Request: Quote the lines of the data below verbatim, beginning at the line that contains "What data populates" and ending at the last line, both included, and excluding pictures.

= = = =

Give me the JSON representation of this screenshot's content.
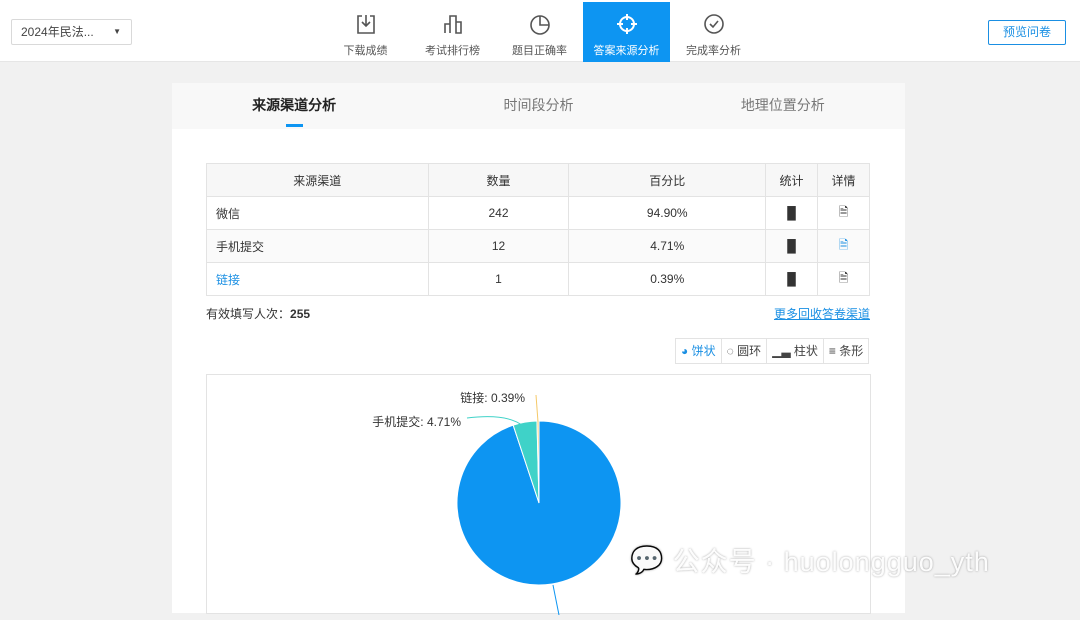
{
  "header": {
    "survey_select": "2024年民法...",
    "preview_button": "预览问卷",
    "nav": [
      {
        "label": "下载成绩",
        "icon": "download-icon"
      },
      {
        "label": "考试排行榜",
        "icon": "ranking-icon"
      },
      {
        "label": "题目正确率",
        "icon": "pie-icon"
      },
      {
        "label": "答案来源分析",
        "icon": "target-icon",
        "active": true
      },
      {
        "label": "完成率分析",
        "icon": "check-circle-icon"
      }
    ]
  },
  "tabs": [
    "来源渠道分析",
    "时间段分析",
    "地理位置分析"
  ],
  "table": {
    "headers": [
      "来源渠道",
      "数量",
      "百分比",
      "统计",
      "详情"
    ],
    "rows": [
      {
        "channel": "微信",
        "count": "242",
        "pct": "94.90%"
      },
      {
        "channel": "手机提交",
        "count": "12",
        "pct": "4.71%"
      },
      {
        "channel": "链接",
        "count": "1",
        "pct": "0.39%"
      }
    ]
  },
  "total_label": "有效填写人次：",
  "total_value": "255",
  "more_link": "更多回收答卷渠道",
  "chart_types": [
    "饼状",
    "圆环",
    "柱状",
    "条形"
  ],
  "chart_data": {
    "type": "pie",
    "slices": [
      {
        "name": "微信",
        "value": 94.9,
        "color": "#0d95f2"
      },
      {
        "name": "手机提交",
        "value": 4.71,
        "color": "#3fd2c8"
      },
      {
        "name": "链接",
        "value": 0.39,
        "color": "#f5c867"
      }
    ],
    "labels": [
      "手机提交: 4.71%",
      "链接: 0.39%"
    ]
  },
  "watermark": "公众号 · huolongguo_yth"
}
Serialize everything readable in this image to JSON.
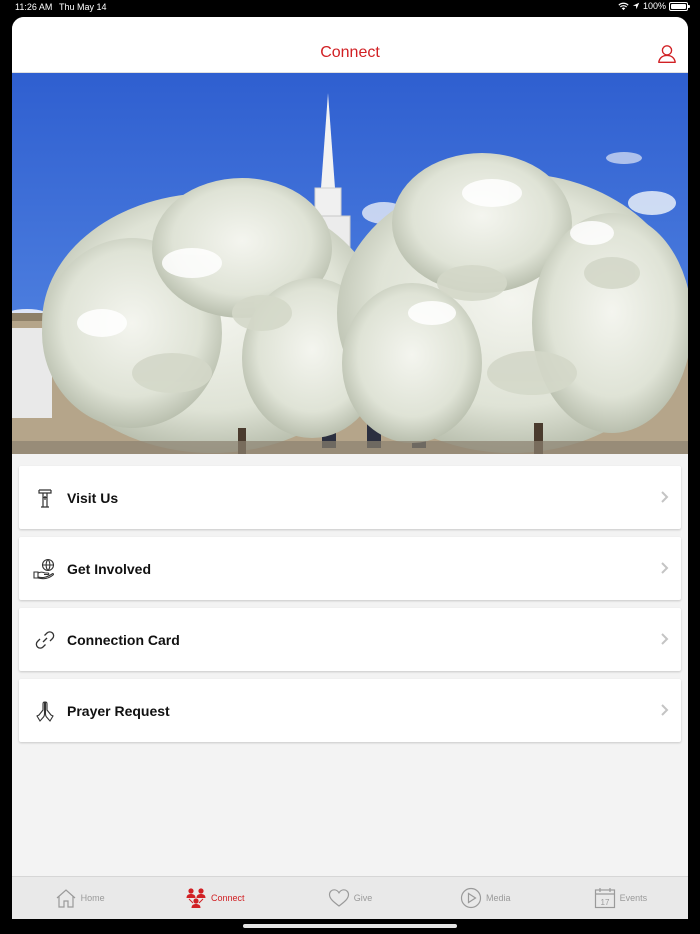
{
  "status_bar": {
    "time": "11:26 AM",
    "date": "Thu May 14",
    "battery_text": "100%"
  },
  "nav": {
    "title": "Connect",
    "profile_icon": "person-icon"
  },
  "hero": {
    "description_icon": "church-photo"
  },
  "menu": {
    "items": [
      {
        "label": "Visit Us",
        "icon": "church-icon"
      },
      {
        "label": "Get Involved",
        "icon": "hand-globe-icon"
      },
      {
        "label": "Connection Card",
        "icon": "link-icon"
      },
      {
        "label": "Prayer Request",
        "icon": "praying-hands-icon"
      }
    ]
  },
  "tabs": [
    {
      "label": "Home",
      "icon": "home-icon",
      "active": false
    },
    {
      "label": "Connect",
      "icon": "people-icon",
      "active": true
    },
    {
      "label": "Give",
      "icon": "heart-icon",
      "active": false
    },
    {
      "label": "Media",
      "icon": "play-icon",
      "active": false
    },
    {
      "label": "Events",
      "icon": "calendar-icon",
      "active": false,
      "calendar_day": "17"
    }
  ],
  "colors": {
    "accent": "#d12024",
    "inactive": "#9a9a9a"
  }
}
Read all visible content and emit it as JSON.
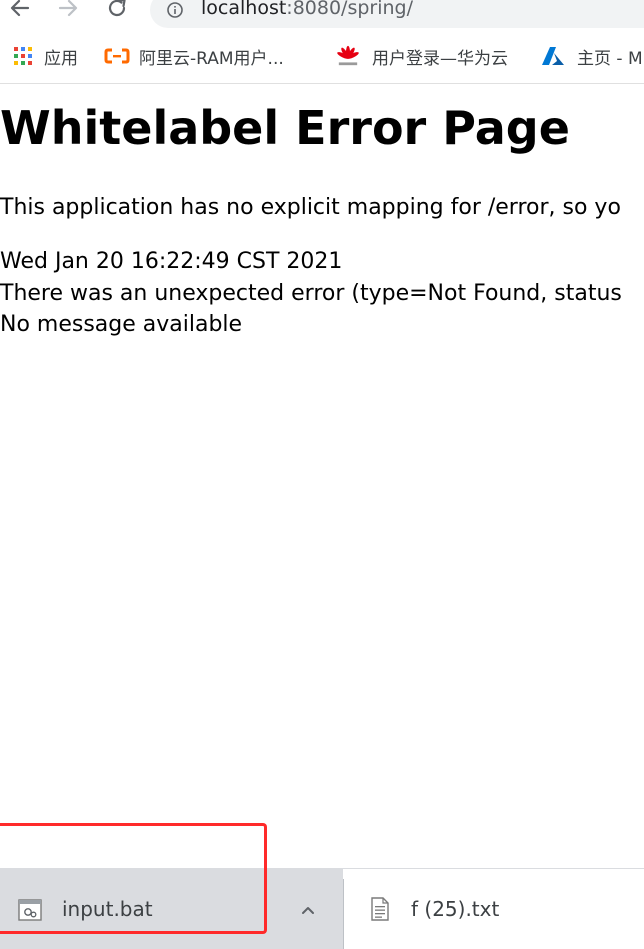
{
  "browser": {
    "address_bar": {
      "host": "localhost",
      "path": ":8080/spring/"
    },
    "bookmarks": [
      {
        "label": "应用",
        "icon": "apps-grid-icon"
      },
      {
        "label": "阿里云-RAM用户...",
        "icon": "aliyun-icon"
      },
      {
        "label": "用户登录—华为云",
        "icon": "huawei-icon"
      },
      {
        "label": "主页 - M",
        "icon": "azure-icon"
      }
    ]
  },
  "page": {
    "title": "Whitelabel Error Page",
    "lines": [
      "This application has no explicit mapping for /error, so yo",
      "Wed Jan 20 16:22:49 CST 2021",
      "There was an unexpected error (type=Not Found, status",
      "No message available"
    ]
  },
  "downloads": [
    {
      "name": "input.bat",
      "icon": "bat-file-icon"
    },
    {
      "name": "f (25).txt",
      "icon": "text-file-icon"
    }
  ],
  "colors": {
    "highlight": "#ff2a2a",
    "aliyun": "#ff6a00",
    "huawei": "#e60012",
    "azure": "#0078d4"
  }
}
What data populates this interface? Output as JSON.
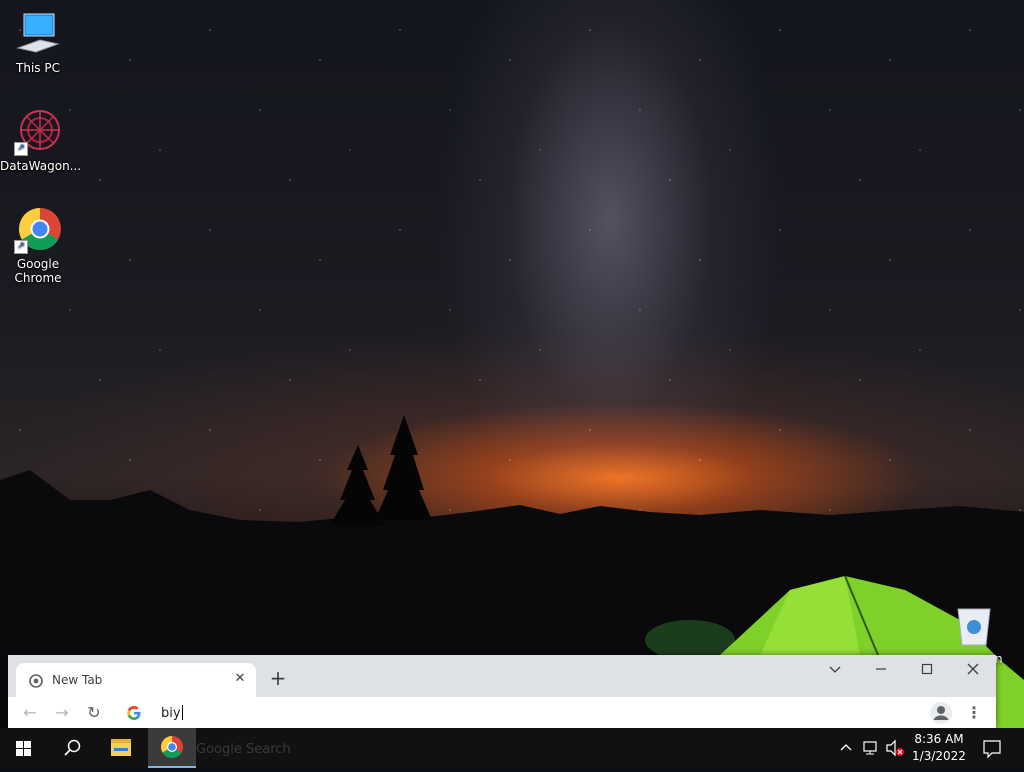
{
  "desktop": {
    "icons": [
      {
        "label": "This PC",
        "icon": "monitor-icon"
      },
      {
        "label": "DataWagon...",
        "icon": "datawagon-icon"
      },
      {
        "label": "Google Chrome",
        "icon": "chrome-icon"
      }
    ],
    "recycle_bin_label_fragment": "n"
  },
  "chrome": {
    "tab_title": "New Tab",
    "tab_close_symbol": "✕",
    "new_tab_symbol": "+",
    "window_controls": {
      "dropdown": "⌄",
      "minimize": "—",
      "maximize": "☐",
      "close": "✕"
    },
    "omnibox_text": "biy",
    "nav": {
      "back": "←",
      "forward": "→",
      "reload": "↻"
    },
    "menu_symbol": "⋮"
  },
  "taskbar": {
    "search_ghost_text": "Google Search",
    "clock": {
      "time": "8:36 AM",
      "date": "1/3/2022"
    },
    "tray_chevron": "^",
    "accent": "#76b9ed"
  }
}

= = = =

Written reply:
What data populates this interface? Output as JSON.
{
  "desktop": {
    "icons": [
      {
        "label": "This PC",
        "icon": "monitor-icon"
      },
      {
        "label": "DataWagon...",
        "icon": "datawagon-icon"
      },
      {
        "label": "Google Chrome",
        "icon": "chrome-icon"
      }
    ],
    "recycle_bin_label_fragment": "n"
  },
  "chrome": {
    "tab_title": "New Tab",
    "tab_close_symbol": "✕",
    "new_tab_symbol": "+",
    "window_controls": {
      "dropdown": "⌄",
      "minimize": "—",
      "maximize": "☐",
      "close": "✕"
    },
    "omnibox_text": "biy",
    "nav": {
      "back": "←",
      "forward": "→",
      "reload": "↻"
    },
    "menu_symbol": "⋮"
  },
  "taskbar": {
    "search_ghost_text": "Google Search",
    "clock": {
      "time": "8:36 AM",
      "date": "1/3/2022"
    },
    "tray_chevron": "^",
    "accent": "#76b9ed"
  }
}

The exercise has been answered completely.